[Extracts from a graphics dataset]
- - - -

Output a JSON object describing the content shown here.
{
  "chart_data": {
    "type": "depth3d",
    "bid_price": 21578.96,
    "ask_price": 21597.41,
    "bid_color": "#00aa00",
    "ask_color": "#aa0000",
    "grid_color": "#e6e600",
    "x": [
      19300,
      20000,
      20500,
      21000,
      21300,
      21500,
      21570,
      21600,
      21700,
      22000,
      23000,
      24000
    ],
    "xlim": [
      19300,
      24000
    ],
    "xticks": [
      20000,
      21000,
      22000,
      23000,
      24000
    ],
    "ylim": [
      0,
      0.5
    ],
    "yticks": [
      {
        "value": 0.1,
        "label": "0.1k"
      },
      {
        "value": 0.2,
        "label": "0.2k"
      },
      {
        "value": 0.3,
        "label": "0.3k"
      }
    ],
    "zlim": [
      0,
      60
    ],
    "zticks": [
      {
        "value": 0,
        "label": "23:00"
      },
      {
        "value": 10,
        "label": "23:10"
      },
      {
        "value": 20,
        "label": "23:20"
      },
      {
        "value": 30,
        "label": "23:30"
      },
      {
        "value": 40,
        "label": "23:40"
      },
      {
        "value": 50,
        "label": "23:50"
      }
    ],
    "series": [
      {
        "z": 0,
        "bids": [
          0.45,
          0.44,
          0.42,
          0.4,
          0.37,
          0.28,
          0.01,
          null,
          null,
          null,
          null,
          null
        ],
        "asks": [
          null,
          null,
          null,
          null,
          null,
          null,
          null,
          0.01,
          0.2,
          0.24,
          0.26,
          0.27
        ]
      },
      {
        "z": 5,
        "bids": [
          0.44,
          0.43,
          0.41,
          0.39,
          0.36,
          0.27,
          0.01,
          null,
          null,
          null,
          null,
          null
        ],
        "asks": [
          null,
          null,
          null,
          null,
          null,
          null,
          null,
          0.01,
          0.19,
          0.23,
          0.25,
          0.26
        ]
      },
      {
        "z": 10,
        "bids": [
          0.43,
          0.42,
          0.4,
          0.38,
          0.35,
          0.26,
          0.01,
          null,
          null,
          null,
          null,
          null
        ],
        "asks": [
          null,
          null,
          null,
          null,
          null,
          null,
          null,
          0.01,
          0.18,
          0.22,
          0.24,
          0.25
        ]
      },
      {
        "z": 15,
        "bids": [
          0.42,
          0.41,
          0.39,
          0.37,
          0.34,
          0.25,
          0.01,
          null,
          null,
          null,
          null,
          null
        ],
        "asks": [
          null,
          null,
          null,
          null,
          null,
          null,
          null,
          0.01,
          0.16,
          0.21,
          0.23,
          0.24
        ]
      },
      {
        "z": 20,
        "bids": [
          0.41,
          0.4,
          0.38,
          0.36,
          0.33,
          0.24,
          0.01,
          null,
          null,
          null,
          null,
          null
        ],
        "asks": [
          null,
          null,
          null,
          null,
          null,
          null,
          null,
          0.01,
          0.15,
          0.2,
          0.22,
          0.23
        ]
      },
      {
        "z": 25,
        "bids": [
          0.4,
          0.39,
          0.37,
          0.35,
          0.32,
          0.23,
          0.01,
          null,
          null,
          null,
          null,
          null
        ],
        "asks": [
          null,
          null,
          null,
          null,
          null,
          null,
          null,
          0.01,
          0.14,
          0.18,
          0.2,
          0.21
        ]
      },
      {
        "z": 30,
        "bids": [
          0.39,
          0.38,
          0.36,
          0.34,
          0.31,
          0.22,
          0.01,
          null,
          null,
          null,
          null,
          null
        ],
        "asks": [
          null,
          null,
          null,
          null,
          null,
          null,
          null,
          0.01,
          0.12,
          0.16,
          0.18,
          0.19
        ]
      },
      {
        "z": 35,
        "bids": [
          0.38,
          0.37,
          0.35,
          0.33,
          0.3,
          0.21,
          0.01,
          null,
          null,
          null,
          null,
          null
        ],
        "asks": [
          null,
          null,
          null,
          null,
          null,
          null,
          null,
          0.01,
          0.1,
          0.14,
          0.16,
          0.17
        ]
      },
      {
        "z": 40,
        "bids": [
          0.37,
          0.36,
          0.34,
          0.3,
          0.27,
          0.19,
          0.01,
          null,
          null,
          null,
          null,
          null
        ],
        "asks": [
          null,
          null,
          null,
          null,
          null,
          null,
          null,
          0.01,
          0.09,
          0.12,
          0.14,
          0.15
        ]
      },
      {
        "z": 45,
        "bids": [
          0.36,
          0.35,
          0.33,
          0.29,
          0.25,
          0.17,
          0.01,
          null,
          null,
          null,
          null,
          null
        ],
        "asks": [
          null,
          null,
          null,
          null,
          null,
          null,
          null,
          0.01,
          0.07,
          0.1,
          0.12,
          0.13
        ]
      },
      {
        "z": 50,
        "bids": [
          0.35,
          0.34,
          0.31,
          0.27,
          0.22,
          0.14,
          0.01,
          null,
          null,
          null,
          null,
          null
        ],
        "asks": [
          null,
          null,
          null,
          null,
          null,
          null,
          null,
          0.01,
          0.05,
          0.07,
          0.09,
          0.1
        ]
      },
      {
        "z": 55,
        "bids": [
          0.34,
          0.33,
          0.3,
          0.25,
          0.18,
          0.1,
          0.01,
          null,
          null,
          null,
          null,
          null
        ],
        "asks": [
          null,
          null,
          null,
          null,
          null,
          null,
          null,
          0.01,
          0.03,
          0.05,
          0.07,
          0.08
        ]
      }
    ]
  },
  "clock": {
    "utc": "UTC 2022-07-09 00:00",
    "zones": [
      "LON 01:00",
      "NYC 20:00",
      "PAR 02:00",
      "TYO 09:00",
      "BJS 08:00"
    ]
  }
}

- - - -

» **What to produce**
Set down every line of the listing above again, exactly as given.

» **Reply**
Output a JSON object describing the content shown here.
{
  "chart_data": {
    "type": "depth3d",
    "bid_price": 21578.96,
    "ask_price": 21597.41,
    "bid_color": "#00aa00",
    "ask_color": "#aa0000",
    "grid_color": "#e6e600",
    "x": [
      19300,
      20000,
      20500,
      21000,
      21300,
      21500,
      21570,
      21600,
      21700,
      22000,
      23000,
      24000
    ],
    "xlim": [
      19300,
      24000
    ],
    "xticks": [
      20000,
      21000,
      22000,
      23000,
      24000
    ],
    "ylim": [
      0,
      0.5
    ],
    "yticks": [
      {
        "value": 0.1,
        "label": "0.1k"
      },
      {
        "value": 0.2,
        "label": "0.2k"
      },
      {
        "value": 0.3,
        "label": "0.3k"
      }
    ],
    "zlim": [
      0,
      60
    ],
    "zticks": [
      {
        "value": 0,
        "label": "23:00"
      },
      {
        "value": 10,
        "label": "23:10"
      },
      {
        "value": 20,
        "label": "23:20"
      },
      {
        "value": 30,
        "label": "23:30"
      },
      {
        "value": 40,
        "label": "23:40"
      },
      {
        "value": 50,
        "label": "23:50"
      }
    ],
    "series": [
      {
        "z": 0,
        "bids": [
          0.45,
          0.44,
          0.42,
          0.4,
          0.37,
          0.28,
          0.01,
          null,
          null,
          null,
          null,
          null
        ],
        "asks": [
          null,
          null,
          null,
          null,
          null,
          null,
          null,
          0.01,
          0.2,
          0.24,
          0.26,
          0.27
        ]
      },
      {
        "z": 5,
        "bids": [
          0.44,
          0.43,
          0.41,
          0.39,
          0.36,
          0.27,
          0.01,
          null,
          null,
          null,
          null,
          null
        ],
        "asks": [
          null,
          null,
          null,
          null,
          null,
          null,
          null,
          0.01,
          0.19,
          0.23,
          0.25,
          0.26
        ]
      },
      {
        "z": 10,
        "bids": [
          0.43,
          0.42,
          0.4,
          0.38,
          0.35,
          0.26,
          0.01,
          null,
          null,
          null,
          null,
          null
        ],
        "asks": [
          null,
          null,
          null,
          null,
          null,
          null,
          null,
          0.01,
          0.18,
          0.22,
          0.24,
          0.25
        ]
      },
      {
        "z": 15,
        "bids": [
          0.42,
          0.41,
          0.39,
          0.37,
          0.34,
          0.25,
          0.01,
          null,
          null,
          null,
          null,
          null
        ],
        "asks": [
          null,
          null,
          null,
          null,
          null,
          null,
          null,
          0.01,
          0.16,
          0.21,
          0.23,
          0.24
        ]
      },
      {
        "z": 20,
        "bids": [
          0.41,
          0.4,
          0.38,
          0.36,
          0.33,
          0.24,
          0.01,
          null,
          null,
          null,
          null,
          null
        ],
        "asks": [
          null,
          null,
          null,
          null,
          null,
          null,
          null,
          0.01,
          0.15,
          0.2,
          0.22,
          0.23
        ]
      },
      {
        "z": 25,
        "bids": [
          0.4,
          0.39,
          0.37,
          0.35,
          0.32,
          0.23,
          0.01,
          null,
          null,
          null,
          null,
          null
        ],
        "asks": [
          null,
          null,
          null,
          null,
          null,
          null,
          null,
          0.01,
          0.14,
          0.18,
          0.2,
          0.21
        ]
      },
      {
        "z": 30,
        "bids": [
          0.39,
          0.38,
          0.36,
          0.34,
          0.31,
          0.22,
          0.01,
          null,
          null,
          null,
          null,
          null
        ],
        "asks": [
          null,
          null,
          null,
          null,
          null,
          null,
          null,
          0.01,
          0.12,
          0.16,
          0.18,
          0.19
        ]
      },
      {
        "z": 35,
        "bids": [
          0.38,
          0.37,
          0.35,
          0.33,
          0.3,
          0.21,
          0.01,
          null,
          null,
          null,
          null,
          null
        ],
        "asks": [
          null,
          null,
          null,
          null,
          null,
          null,
          null,
          0.01,
          0.1,
          0.14,
          0.16,
          0.17
        ]
      },
      {
        "z": 40,
        "bids": [
          0.37,
          0.36,
          0.34,
          0.3,
          0.27,
          0.19,
          0.01,
          null,
          null,
          null,
          null,
          null
        ],
        "asks": [
          null,
          null,
          null,
          null,
          null,
          null,
          null,
          0.01,
          0.09,
          0.12,
          0.14,
          0.15
        ]
      },
      {
        "z": 45,
        "bids": [
          0.36,
          0.35,
          0.33,
          0.29,
          0.25,
          0.17,
          0.01,
          null,
          null,
          null,
          null,
          null
        ],
        "asks": [
          null,
          null,
          null,
          null,
          null,
          null,
          null,
          0.01,
          0.07,
          0.1,
          0.12,
          0.13
        ]
      },
      {
        "z": 50,
        "bids": [
          0.35,
          0.34,
          0.31,
          0.27,
          0.22,
          0.14,
          0.01,
          null,
          null,
          null,
          null,
          null
        ],
        "asks": [
          null,
          null,
          null,
          null,
          null,
          null,
          null,
          0.01,
          0.05,
          0.07,
          0.09,
          0.1
        ]
      },
      {
        "z": 55,
        "bids": [
          0.34,
          0.33,
          0.3,
          0.25,
          0.18,
          0.1,
          0.01,
          null,
          null,
          null,
          null,
          null
        ],
        "asks": [
          null,
          null,
          null,
          null,
          null,
          null,
          null,
          0.01,
          0.03,
          0.05,
          0.07,
          0.08
        ]
      }
    ]
  },
  "clock": {
    "utc": "UTC 2022-07-09 00:00",
    "zones": [
      "LON 01:00",
      "NYC 20:00",
      "PAR 02:00",
      "TYO 09:00",
      "BJS 08:00"
    ]
  }
}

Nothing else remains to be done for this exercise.